- Text segment

Whatever the figure, drug industry critics were quick to point out that the companies spent much less money creating new drugs than they spent creating new demand for drugs. As an industry, pharmaceutical manufacturers spent $10 billion a year on marketing, but only $9 billion a year on research and development. The $10 billion in marketing money was being spent largely to sway the opinions of America’s 550,000 prescribing doctors. FDA chairman David Kessler joined the growing pharmaceutical feeding frenzy by suggesting that large promotion budgets were leading to inappropriate prescribing. “People will be hurt,” he told the Times, because the “promotion is designed to create a market for a product … [but] not necessarily the market that will benefit from the drug.”
Industry critics also pointed out that while the companies were spending $9 billion on R&D, more than half the medicines they were developing were me-too drugs. This assessment was based on the FDA’s internal system for determining whether a new drug provided “significant improvement” over what was already available, “modest improvement” or “no improvement” at all; essentially, it was an official government “me-too rating.” When the high percentage of me-too drugs became a public embarrassment and a potential liability on Wall Street, the companies took immediate action. They forced the FDA to abolish the me-too ratings.

- Dataset entries
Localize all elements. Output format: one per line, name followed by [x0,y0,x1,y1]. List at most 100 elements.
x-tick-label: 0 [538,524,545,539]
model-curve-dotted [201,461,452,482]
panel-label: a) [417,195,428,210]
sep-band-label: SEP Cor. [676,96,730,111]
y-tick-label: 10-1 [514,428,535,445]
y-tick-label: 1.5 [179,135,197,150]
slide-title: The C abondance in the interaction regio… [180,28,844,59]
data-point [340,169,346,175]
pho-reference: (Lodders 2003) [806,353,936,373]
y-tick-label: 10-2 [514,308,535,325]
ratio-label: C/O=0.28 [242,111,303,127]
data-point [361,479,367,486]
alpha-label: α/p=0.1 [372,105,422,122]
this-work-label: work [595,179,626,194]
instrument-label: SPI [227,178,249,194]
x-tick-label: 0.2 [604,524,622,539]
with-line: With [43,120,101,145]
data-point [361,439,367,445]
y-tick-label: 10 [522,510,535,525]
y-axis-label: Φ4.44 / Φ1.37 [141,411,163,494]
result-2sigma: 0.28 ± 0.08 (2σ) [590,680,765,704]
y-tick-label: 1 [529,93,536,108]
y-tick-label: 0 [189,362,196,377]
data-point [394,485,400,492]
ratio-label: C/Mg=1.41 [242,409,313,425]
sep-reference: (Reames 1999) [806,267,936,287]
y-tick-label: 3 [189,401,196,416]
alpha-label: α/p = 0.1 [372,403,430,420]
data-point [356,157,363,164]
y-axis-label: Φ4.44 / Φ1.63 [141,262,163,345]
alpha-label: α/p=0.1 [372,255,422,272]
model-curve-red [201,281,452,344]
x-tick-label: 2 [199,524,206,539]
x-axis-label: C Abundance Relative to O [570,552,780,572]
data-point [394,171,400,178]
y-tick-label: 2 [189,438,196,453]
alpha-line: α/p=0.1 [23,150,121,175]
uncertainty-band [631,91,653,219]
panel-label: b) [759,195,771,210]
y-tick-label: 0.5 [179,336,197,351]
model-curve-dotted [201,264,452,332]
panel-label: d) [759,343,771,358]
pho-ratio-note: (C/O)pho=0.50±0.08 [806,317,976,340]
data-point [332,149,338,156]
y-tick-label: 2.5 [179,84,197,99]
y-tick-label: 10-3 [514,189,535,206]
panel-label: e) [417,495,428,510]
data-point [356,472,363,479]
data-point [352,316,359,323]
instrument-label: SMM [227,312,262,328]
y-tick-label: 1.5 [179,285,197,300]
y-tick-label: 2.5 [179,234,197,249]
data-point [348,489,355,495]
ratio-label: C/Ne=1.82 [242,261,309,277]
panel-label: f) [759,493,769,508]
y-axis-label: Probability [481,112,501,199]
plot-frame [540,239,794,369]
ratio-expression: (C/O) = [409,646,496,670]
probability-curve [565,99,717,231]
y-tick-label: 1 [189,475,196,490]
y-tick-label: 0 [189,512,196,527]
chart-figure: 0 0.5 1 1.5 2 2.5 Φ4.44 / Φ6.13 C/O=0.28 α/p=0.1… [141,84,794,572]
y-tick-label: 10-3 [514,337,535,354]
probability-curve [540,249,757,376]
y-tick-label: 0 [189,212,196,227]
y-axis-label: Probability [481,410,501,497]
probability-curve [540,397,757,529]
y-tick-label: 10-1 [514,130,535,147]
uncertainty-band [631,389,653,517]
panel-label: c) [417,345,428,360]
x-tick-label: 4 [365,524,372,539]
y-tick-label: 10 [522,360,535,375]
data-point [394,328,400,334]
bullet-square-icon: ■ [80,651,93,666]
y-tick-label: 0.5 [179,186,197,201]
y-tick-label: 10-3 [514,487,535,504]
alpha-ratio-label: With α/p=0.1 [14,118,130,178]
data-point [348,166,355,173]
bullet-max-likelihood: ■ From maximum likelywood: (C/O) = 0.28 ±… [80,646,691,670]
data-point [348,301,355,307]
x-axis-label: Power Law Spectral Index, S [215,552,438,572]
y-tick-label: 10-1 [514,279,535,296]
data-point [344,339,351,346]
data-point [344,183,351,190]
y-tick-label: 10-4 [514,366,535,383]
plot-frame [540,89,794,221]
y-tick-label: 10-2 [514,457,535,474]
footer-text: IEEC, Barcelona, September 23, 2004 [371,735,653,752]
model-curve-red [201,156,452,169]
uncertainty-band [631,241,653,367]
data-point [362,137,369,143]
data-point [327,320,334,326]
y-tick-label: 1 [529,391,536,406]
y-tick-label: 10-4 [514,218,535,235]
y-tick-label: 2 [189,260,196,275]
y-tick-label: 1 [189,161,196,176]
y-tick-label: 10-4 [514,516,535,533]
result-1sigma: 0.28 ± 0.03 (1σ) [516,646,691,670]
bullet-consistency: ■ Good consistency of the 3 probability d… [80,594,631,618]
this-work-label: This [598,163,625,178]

- Required work
1: According to the text on pharmaceutical spending, how much did the drug industry spend on marketing each year?
2: Continue the text on pharmaceutical spending from its last sentence.

- Per-task answers
1: $10 billion a year.

2:
The articles started hitting fast and furious in late February 1993, when eye-opening reports were released by Pryor’s Senate subcommittee and then by Representatives Waxman and Dingell, who had commissioned a devastating study by the Office of Technology Assessment. The OTA report said, “The market for prescription drugs is broken” and went so far as to calculate how much “excess profit” the drug companies were making, even when compared with other high-tech, science-driven, risk-heavy businesses. OTA put the excess profit margin at a staggering $2 billion a year.
Clinton wanted companies to voluntarily lower their prices. He was threatening mandatory price controls—which most other countries had already enacted (chiefly because they had national health insurance, so their governments were actually paying for the drugs). He was also threatening to withdraw a massive tax loophole that was saving pharmaceutical companies over a billion dollars a year. The Section 936 tax credit was available to any U.S. company that brought jobs to Puerto Rico by manufacturing its products there. But it was the pharmaceutical companies that were benefiting most from the loophole. They had taken advantage of it more than all other industries combined, and they had the most to lose.
Clinton’s threats were the same ones that Pryor had been making for years. But as the senator had made very clear in his committee’s annual reports about pharmaceutical pricing, the drug companies seemed neither scared of nor particularly sympathetic toward those who couldn’t afford the medications they needed.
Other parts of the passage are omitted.